■ **Directions for this task**
Extract every line below that contains the word "JSON".

■ **Provided entries**
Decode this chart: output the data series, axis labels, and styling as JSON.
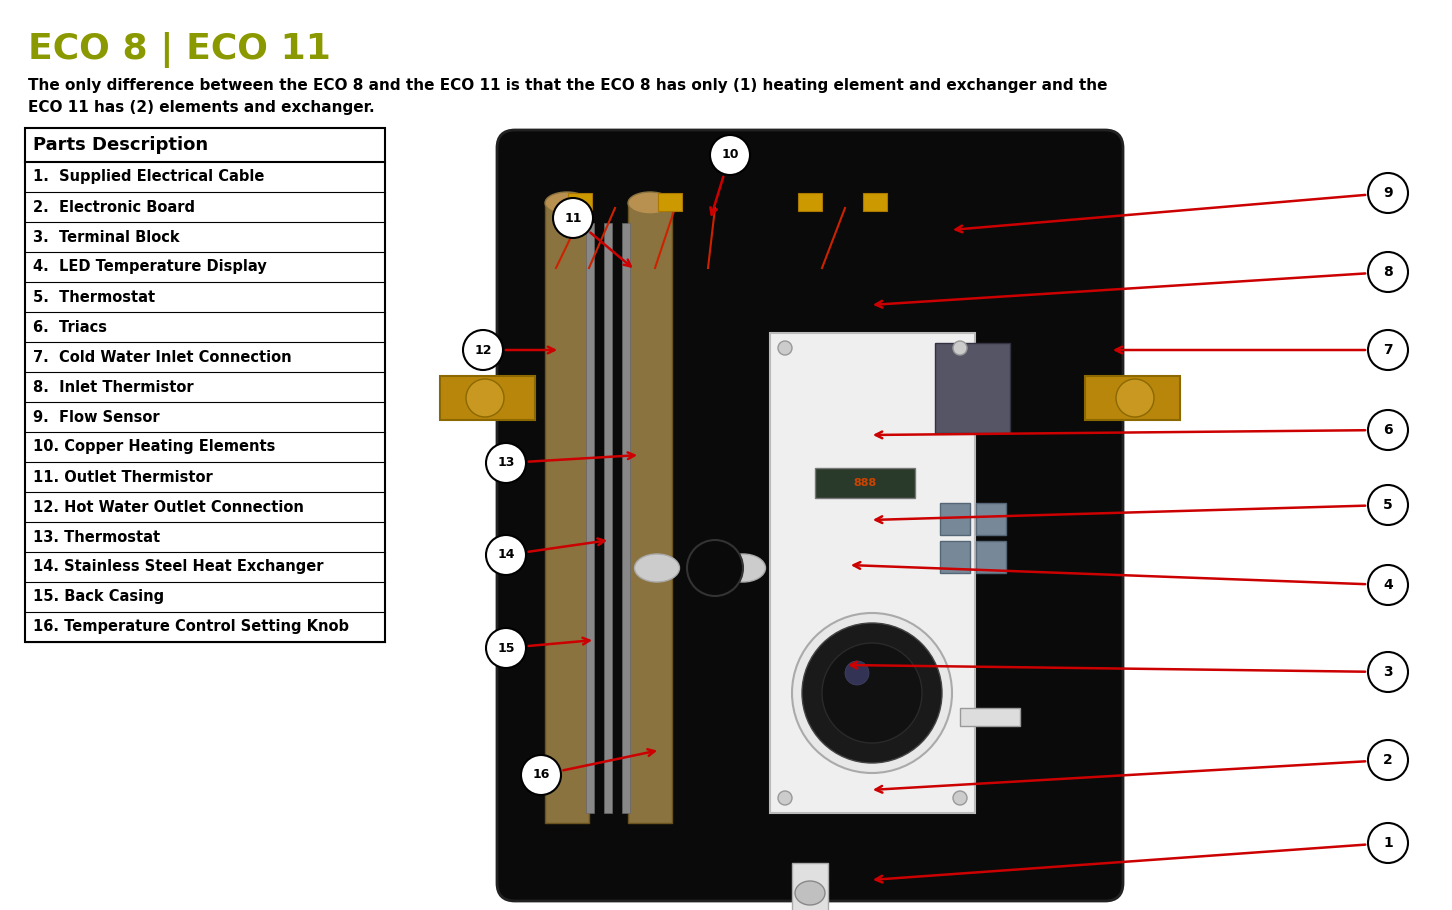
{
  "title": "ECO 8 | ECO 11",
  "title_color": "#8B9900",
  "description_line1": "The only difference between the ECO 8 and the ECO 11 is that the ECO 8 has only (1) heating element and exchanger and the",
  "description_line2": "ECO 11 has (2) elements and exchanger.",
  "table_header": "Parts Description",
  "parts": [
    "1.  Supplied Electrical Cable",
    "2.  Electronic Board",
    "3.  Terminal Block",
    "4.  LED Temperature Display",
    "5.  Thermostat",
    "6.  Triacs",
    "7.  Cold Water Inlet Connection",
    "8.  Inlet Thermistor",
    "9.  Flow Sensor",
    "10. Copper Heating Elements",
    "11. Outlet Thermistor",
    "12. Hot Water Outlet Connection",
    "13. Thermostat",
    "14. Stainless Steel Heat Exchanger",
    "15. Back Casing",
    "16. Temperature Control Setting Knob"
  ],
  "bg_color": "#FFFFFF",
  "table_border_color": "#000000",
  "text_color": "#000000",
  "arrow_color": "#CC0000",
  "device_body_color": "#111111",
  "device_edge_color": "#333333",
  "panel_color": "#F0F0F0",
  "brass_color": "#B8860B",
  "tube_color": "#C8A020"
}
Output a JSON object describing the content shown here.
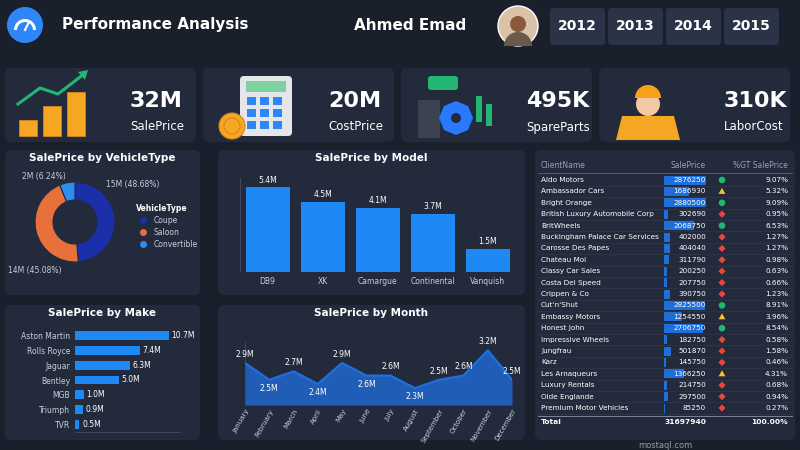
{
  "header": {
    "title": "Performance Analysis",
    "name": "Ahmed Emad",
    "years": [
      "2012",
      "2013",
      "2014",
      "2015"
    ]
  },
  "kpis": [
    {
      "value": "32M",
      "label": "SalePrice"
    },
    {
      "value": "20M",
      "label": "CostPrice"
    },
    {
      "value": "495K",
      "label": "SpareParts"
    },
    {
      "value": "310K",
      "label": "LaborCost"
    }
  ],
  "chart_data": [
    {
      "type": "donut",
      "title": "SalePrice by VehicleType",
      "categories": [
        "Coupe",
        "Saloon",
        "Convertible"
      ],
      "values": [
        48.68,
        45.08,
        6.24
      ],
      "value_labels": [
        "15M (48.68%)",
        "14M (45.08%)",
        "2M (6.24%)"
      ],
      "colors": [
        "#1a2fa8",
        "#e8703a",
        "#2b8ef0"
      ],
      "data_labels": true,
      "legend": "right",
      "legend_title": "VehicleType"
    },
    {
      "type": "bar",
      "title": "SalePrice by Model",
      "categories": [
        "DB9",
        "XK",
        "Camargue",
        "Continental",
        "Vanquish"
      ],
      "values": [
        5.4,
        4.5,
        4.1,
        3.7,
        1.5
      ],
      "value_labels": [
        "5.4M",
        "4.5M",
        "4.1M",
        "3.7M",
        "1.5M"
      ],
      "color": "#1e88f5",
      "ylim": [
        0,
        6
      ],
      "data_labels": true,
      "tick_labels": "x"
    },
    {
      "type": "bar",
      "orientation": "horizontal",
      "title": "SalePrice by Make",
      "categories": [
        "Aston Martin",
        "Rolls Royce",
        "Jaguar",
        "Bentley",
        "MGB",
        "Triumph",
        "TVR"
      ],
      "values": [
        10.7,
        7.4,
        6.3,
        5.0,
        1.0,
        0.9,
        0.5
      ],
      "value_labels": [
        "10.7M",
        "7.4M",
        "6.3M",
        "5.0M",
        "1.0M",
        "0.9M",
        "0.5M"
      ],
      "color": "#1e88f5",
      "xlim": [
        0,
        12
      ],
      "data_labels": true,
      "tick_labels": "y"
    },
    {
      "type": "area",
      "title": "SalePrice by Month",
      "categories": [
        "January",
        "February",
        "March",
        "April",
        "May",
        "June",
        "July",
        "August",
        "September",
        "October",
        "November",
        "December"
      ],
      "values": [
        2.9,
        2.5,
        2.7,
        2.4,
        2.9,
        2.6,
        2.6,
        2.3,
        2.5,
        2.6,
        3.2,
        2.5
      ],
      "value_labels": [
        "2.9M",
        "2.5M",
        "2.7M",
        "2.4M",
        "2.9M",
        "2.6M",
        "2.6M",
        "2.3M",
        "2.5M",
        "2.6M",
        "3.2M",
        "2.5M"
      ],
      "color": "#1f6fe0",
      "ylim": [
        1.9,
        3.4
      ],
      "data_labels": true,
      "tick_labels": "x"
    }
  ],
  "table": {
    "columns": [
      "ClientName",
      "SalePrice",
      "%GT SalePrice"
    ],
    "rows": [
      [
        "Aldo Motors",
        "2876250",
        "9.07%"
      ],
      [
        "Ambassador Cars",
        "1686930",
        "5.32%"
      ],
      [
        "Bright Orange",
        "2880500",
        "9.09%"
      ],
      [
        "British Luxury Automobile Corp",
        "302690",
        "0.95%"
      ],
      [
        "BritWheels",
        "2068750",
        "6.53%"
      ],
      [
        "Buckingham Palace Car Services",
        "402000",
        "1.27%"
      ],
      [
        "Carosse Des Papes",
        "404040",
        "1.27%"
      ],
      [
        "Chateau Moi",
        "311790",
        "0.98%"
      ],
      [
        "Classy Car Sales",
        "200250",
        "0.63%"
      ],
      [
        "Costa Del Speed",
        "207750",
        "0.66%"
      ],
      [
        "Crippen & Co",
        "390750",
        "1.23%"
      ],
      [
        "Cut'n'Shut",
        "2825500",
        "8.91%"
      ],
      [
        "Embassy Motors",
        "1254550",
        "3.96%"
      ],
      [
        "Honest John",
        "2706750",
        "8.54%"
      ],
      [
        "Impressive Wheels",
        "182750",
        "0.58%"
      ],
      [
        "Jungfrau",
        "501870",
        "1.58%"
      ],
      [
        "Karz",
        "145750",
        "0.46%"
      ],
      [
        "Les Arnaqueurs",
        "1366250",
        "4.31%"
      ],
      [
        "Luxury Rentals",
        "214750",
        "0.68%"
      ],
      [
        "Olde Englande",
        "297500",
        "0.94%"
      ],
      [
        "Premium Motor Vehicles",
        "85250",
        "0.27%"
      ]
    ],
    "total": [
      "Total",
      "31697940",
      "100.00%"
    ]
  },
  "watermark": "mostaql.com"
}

■ **Finished task**
Decode this chart: output the data series, axis labels, and styling as JSON.
Output a JSON object describing the content shown here.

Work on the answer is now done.